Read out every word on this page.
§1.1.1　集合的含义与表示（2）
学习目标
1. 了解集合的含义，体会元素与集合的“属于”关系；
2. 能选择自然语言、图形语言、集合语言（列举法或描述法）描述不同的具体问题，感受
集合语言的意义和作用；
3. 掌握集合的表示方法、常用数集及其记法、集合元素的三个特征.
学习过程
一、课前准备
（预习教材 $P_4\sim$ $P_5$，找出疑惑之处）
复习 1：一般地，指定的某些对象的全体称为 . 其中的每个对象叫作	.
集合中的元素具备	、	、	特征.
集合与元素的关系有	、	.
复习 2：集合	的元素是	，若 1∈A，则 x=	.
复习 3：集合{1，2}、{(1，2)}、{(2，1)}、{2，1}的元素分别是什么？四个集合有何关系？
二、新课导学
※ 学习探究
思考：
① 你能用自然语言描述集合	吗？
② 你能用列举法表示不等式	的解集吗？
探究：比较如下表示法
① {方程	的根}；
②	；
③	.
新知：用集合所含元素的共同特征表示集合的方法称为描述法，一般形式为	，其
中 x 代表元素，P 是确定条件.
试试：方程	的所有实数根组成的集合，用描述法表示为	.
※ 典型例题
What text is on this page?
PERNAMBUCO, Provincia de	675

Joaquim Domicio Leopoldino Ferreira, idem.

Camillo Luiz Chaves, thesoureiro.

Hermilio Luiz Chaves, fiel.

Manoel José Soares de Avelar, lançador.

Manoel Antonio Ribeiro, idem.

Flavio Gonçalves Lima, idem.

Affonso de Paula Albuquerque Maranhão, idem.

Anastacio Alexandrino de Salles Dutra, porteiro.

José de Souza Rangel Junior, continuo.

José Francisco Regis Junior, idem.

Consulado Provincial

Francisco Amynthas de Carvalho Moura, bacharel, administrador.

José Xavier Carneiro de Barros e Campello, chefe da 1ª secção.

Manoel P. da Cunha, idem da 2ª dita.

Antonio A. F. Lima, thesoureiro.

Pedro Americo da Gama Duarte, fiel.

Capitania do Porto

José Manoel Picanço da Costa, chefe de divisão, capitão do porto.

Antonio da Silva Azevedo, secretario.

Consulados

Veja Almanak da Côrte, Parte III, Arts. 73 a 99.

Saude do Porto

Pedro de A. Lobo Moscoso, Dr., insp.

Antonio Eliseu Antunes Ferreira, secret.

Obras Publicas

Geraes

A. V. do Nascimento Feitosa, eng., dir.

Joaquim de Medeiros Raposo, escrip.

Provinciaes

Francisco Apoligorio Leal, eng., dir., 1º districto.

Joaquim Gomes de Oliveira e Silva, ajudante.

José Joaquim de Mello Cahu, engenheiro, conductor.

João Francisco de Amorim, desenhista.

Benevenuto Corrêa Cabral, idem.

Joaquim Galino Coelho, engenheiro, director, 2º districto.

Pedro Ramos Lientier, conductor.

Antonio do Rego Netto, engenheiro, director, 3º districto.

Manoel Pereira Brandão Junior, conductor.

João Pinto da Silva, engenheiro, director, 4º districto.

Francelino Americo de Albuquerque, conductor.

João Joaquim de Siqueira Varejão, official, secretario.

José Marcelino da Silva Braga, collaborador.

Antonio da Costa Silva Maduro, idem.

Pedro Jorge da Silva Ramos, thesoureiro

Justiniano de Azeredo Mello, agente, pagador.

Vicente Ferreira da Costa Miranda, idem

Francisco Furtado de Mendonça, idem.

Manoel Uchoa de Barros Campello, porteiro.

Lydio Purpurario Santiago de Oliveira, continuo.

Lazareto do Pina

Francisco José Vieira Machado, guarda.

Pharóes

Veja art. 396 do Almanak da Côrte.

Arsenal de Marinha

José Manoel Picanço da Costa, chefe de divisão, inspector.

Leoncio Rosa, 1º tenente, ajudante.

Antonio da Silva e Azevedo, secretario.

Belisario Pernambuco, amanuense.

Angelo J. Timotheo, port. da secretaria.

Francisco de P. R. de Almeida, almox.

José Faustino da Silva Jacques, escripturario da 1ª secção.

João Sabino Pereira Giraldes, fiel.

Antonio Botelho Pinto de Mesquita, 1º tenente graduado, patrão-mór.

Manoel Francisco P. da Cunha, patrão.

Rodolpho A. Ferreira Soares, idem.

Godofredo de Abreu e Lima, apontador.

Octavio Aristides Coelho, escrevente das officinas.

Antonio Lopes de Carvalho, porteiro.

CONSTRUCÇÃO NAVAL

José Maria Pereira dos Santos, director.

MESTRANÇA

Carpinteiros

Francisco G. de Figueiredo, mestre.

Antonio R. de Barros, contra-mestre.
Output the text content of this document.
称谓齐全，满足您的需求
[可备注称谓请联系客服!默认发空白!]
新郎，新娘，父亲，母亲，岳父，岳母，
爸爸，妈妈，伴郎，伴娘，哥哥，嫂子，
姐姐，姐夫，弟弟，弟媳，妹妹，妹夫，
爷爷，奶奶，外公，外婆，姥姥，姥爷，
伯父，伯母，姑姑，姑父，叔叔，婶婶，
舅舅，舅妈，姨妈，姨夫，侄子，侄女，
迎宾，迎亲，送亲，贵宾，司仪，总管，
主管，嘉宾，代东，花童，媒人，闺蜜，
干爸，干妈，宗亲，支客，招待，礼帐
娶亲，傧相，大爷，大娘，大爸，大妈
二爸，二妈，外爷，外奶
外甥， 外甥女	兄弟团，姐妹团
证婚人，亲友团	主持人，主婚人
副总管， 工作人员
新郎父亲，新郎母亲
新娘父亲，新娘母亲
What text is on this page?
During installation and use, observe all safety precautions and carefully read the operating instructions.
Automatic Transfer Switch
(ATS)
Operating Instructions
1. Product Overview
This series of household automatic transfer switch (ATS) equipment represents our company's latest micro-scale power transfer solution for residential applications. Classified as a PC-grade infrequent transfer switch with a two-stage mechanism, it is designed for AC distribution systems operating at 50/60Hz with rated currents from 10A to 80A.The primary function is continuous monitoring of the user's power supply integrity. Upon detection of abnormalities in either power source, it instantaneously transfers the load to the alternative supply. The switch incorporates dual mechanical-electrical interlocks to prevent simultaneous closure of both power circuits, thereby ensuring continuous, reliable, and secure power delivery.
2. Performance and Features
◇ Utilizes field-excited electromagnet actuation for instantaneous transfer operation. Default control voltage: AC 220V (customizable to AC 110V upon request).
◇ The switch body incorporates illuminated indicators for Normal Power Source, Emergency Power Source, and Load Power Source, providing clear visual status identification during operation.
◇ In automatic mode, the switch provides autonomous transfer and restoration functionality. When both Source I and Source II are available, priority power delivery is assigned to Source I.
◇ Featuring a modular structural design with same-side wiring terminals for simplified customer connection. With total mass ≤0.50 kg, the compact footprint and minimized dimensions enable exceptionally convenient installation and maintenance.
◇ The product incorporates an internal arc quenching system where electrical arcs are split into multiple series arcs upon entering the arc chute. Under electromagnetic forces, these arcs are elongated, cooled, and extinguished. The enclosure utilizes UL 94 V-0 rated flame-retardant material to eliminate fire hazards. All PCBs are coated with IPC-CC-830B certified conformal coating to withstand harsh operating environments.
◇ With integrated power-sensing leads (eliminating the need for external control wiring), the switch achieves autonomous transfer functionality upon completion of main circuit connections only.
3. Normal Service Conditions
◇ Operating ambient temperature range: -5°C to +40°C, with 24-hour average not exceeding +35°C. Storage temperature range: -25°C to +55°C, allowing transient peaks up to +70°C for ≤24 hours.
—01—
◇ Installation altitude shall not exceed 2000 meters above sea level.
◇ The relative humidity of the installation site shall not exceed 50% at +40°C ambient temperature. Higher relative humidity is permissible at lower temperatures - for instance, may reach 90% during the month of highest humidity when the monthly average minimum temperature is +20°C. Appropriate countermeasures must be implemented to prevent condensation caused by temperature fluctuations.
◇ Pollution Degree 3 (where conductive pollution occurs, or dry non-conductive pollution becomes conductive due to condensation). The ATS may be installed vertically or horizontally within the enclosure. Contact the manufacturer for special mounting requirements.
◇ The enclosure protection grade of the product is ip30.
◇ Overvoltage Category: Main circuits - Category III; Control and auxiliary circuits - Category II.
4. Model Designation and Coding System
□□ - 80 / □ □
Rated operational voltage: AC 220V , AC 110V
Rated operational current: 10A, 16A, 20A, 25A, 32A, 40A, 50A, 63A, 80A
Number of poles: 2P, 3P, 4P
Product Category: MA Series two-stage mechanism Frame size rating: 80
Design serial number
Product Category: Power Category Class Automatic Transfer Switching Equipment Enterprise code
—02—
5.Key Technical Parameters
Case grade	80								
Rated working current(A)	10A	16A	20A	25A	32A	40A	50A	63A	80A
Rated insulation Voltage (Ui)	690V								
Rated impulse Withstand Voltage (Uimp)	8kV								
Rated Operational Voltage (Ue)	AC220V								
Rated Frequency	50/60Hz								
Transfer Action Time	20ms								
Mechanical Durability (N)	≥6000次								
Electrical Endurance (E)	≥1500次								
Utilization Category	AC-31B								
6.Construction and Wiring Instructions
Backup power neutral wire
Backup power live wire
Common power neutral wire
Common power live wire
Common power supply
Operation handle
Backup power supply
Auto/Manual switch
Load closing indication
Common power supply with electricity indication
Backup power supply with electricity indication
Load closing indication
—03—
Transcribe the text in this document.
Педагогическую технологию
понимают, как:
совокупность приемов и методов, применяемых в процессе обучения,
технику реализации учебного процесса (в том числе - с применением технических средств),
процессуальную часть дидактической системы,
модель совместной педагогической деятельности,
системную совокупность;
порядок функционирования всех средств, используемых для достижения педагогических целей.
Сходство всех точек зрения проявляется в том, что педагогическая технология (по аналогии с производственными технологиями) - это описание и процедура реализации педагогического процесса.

····················

• _What is expected_
List all lines holding the string "Pereira".

• _Problem solution_
Manoel Pereira Brandão Junior, conductor.
João Sabino Pereira Giraldes, fiel.
José Maria Pereira dos Santos, director.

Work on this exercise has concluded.